* begin Input records *

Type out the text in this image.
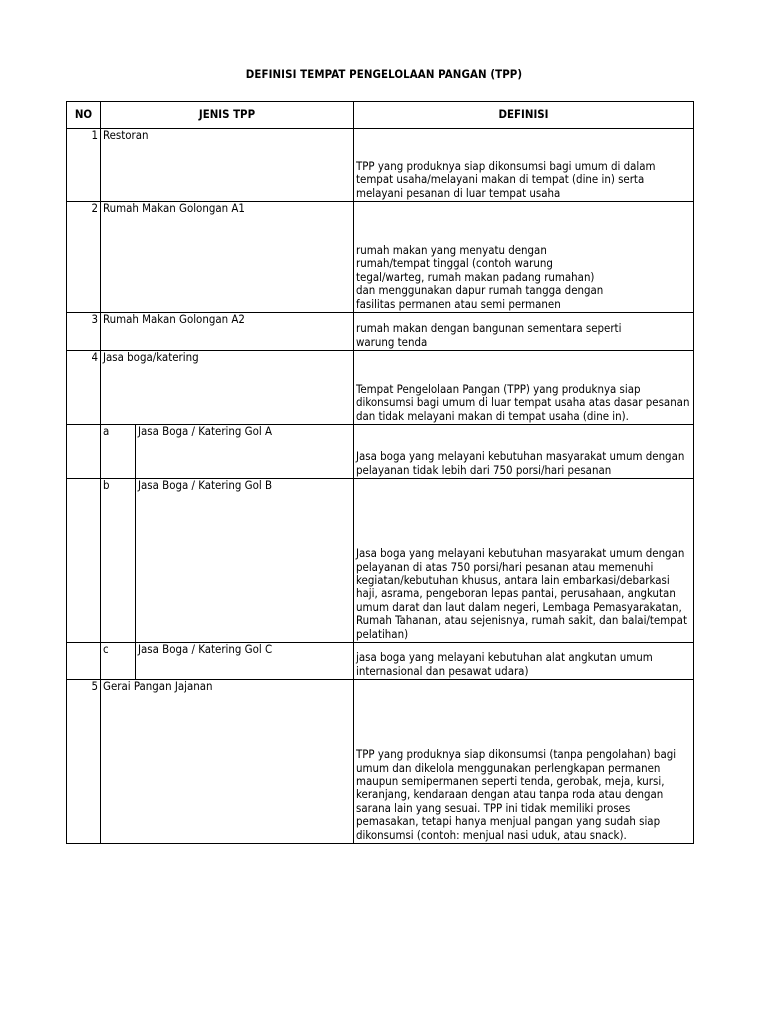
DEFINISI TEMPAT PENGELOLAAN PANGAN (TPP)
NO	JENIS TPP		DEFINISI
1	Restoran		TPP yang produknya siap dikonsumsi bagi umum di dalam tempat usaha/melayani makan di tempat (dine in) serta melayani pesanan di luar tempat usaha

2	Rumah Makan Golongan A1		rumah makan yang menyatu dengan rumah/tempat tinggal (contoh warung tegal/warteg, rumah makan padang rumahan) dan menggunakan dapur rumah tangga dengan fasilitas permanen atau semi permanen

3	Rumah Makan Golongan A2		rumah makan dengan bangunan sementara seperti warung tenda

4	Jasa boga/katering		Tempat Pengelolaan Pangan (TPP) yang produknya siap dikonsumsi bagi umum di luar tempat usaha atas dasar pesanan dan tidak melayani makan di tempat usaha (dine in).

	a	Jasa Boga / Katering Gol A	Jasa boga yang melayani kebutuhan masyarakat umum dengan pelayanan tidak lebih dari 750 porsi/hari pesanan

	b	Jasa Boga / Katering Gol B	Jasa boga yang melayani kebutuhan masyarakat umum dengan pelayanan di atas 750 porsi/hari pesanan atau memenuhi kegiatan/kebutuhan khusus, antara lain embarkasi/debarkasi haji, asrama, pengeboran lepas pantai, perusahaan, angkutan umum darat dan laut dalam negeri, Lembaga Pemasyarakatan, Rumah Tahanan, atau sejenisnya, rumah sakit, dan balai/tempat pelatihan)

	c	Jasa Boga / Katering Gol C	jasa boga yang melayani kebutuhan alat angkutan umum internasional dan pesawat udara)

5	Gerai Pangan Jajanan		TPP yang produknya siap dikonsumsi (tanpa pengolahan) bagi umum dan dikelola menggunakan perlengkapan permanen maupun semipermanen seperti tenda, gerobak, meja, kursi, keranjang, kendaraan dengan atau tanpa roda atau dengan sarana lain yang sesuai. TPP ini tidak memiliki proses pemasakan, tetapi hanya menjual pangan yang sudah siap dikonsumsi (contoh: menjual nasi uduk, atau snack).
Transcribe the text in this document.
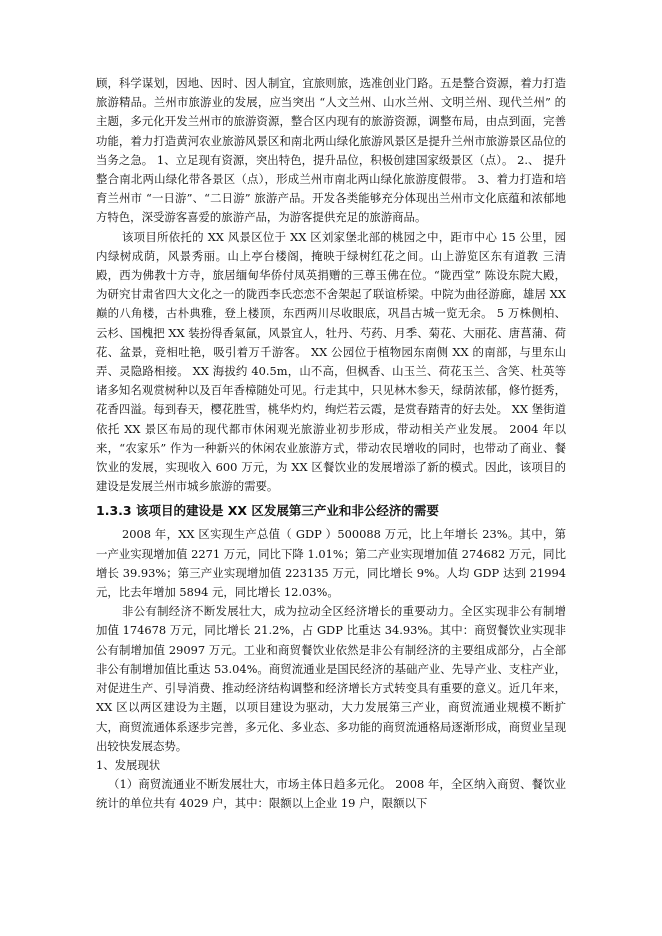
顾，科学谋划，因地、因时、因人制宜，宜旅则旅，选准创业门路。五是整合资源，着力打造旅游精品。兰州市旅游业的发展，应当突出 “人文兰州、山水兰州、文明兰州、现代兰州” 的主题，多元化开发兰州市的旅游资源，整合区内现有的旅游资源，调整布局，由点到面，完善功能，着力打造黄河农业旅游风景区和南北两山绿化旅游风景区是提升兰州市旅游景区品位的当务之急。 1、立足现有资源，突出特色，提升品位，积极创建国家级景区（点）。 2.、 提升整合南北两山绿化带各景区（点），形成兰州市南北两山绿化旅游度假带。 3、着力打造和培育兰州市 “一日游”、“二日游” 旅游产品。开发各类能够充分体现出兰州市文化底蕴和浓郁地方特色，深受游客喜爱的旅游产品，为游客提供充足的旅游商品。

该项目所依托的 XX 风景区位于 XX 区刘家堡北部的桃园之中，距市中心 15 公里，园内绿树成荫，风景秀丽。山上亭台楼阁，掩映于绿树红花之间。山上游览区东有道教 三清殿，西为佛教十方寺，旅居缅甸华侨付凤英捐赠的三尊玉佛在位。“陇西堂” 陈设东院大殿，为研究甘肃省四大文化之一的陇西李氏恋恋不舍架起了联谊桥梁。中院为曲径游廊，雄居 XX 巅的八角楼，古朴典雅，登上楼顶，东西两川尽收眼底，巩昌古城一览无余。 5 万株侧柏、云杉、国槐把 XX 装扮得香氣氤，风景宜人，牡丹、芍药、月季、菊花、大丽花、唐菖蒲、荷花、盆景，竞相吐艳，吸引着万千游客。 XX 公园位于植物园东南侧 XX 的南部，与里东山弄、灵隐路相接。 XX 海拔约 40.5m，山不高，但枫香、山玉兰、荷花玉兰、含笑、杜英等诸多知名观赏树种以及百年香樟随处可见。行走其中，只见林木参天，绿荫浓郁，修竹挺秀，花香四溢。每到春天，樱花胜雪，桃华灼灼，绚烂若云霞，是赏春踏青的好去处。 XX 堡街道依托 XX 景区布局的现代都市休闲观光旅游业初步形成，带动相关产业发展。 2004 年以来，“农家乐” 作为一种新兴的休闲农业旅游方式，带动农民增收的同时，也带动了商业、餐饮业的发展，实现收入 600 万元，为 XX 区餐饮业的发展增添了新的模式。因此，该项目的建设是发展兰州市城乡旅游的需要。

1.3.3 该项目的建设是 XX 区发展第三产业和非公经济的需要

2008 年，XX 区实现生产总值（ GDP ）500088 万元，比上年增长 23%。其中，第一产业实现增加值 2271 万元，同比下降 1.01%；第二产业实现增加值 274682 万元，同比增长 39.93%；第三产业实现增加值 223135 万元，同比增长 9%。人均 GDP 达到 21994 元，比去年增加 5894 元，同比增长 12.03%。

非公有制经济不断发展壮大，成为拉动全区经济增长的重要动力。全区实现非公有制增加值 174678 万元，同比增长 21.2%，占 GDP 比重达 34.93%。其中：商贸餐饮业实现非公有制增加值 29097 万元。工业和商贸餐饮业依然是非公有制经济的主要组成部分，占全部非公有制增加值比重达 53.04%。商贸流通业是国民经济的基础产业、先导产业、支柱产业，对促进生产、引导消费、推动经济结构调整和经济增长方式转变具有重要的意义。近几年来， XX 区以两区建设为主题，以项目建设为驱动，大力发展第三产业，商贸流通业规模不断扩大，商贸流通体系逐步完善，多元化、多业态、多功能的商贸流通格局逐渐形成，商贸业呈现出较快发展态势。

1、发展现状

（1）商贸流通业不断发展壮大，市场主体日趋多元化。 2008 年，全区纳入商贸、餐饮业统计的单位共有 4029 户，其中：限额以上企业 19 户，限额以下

* end Input records *

What you have to do: Filter the listing above for the string "pesanan" and copy every matching line.

Task response:
1	Restoran		TPP yang produknya siap dikonsumsi bagi umum di dalam tempat usaha/melayani makan di tempat (dine in) serta melayani pesanan di luar tempat usaha
4	Jasa boga/katering		Tempat Pengelolaan Pangan (TPP) yang produknya siap dikonsumsi bagi umum di luar tempat usaha atas dasar pesanan dan tidak melayani makan di tempat usaha (dine in).
	a	Jasa Boga / Katering Gol A	Jasa boga yang melayani kebutuhan masyarakat umum dengan pelayanan tidak lebih dari 750 porsi/hari pesanan
	b	Jasa Boga / Katering Gol B	Jasa boga yang melayani kebutuhan masyarakat umum dengan pelayanan di atas 750 porsi/hari pesanan atau memenuhi kegiatan/kebutuhan khusus, antara lain embarkasi/debarkasi haji, asrama, pengeboran lepas pantai, perusahaan, angkutan umum darat dan laut dalam negeri, Lembaga Pemasyarakatan, Rumah Tahanan, atau sejenisnya, rumah sakit, dan balai/tempat pelatihan)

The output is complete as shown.